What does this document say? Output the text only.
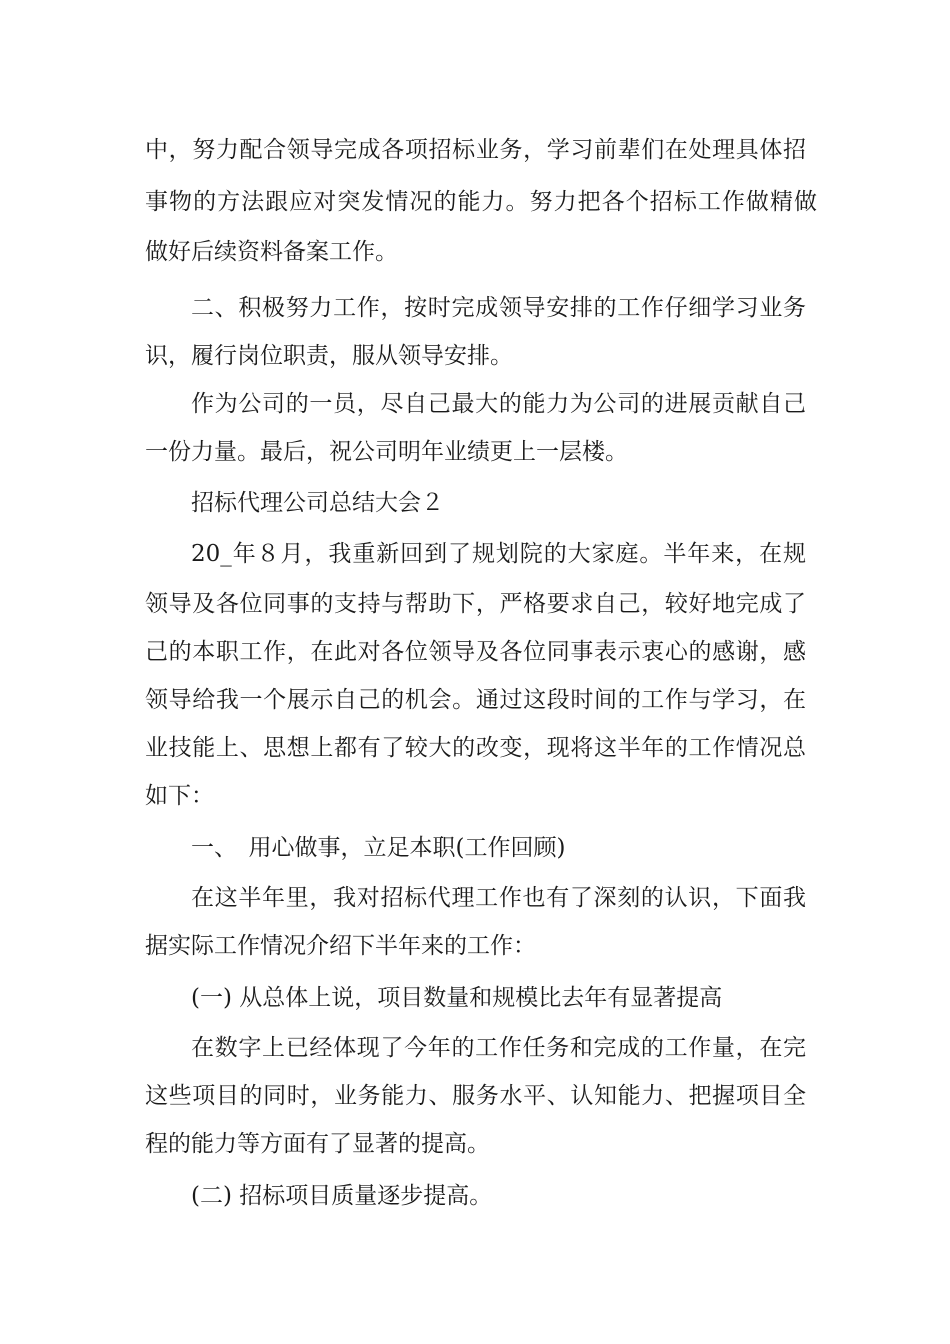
中，努力配合领导完成各项招标业务，学习前辈们在处理具体招
事物的方法跟应对突发情况的能力。努力把各个招标工作做精做
做好后续资料备案工作。
二、积极努力工作，按时完成领导安排的工作仔细学习业务
识，履行岗位职责，服从领导安排。
作为公司的一员，尽自己最大的能力为公司的进展贡献自己
一份力量。最后，祝公司明年业绩更上一层楼。
招标代理公司总结大会２
20_年８月，我重新回到了规划院的大家庭。半年来，在规
领导及各位同事的支持与帮助下，严格要求自己，较好地完成了
己的本职工作，在此对各位领导及各位同事表示衷心的感谢，感
领导给我一个展示自己的机会。通过这段时间的工作与学习，在
业技能上、思想上都有了较大的改变，现将这半年的工作情况总
如下：
一、　用心做事，立足本职(工作回顾)
在这半年里，我对招标代理工作也有了深刻的认识，下面我
据实际工作情况介绍下半年来的工作：
(一) 从总体上说，项目数量和规模比去年有显著提高
在数字上已经体现了今年的工作任务和完成的工作量，在完
这些项目的同时，业务能力、服务水平、认知能力、把握项目全
程的能力等方面有了显著的提高。
(二) 招标项目质量逐步提高。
------------
__The task__: Restate the data above exactly, stripping out each image.

__Written answer__:
What does this document say? Output the text only.
中，努力配合领导完成各项招标业务，学习前辈们在处理具体招
事物的方法跟应对突发情况的能力。努力把各个招标工作做精做
做好后续资料备案工作。
二、积极努力工作，按时完成领导安排的工作仔细学习业务
识，履行岗位职责，服从领导安排。
作为公司的一员，尽自己最大的能力为公司的进展贡献自己
一份力量。最后，祝公司明年业绩更上一层楼。
招标代理公司总结大会２
20_年８月，我重新回到了规划院的大家庭。半年来，在规
领导及各位同事的支持与帮助下，严格要求自己，较好地完成了
己的本职工作，在此对各位领导及各位同事表示衷心的感谢，感
领导给我一个展示自己的机会。通过这段时间的工作与学习，在
业技能上、思想上都有了较大的改变，现将这半年的工作情况总
如下：
一、　用心做事，立足本职(工作回顾)
在这半年里，我对招标代理工作也有了深刻的认识，下面我
据实际工作情况介绍下半年来的工作：
(一) 从总体上说，项目数量和规模比去年有显著提高
在数字上已经体现了今年的工作任务和完成的工作量，在完
这些项目的同时，业务能力、服务水平、认知能力、把握项目全
程的能力等方面有了显著的提高。
(二) 招标项目质量逐步提高。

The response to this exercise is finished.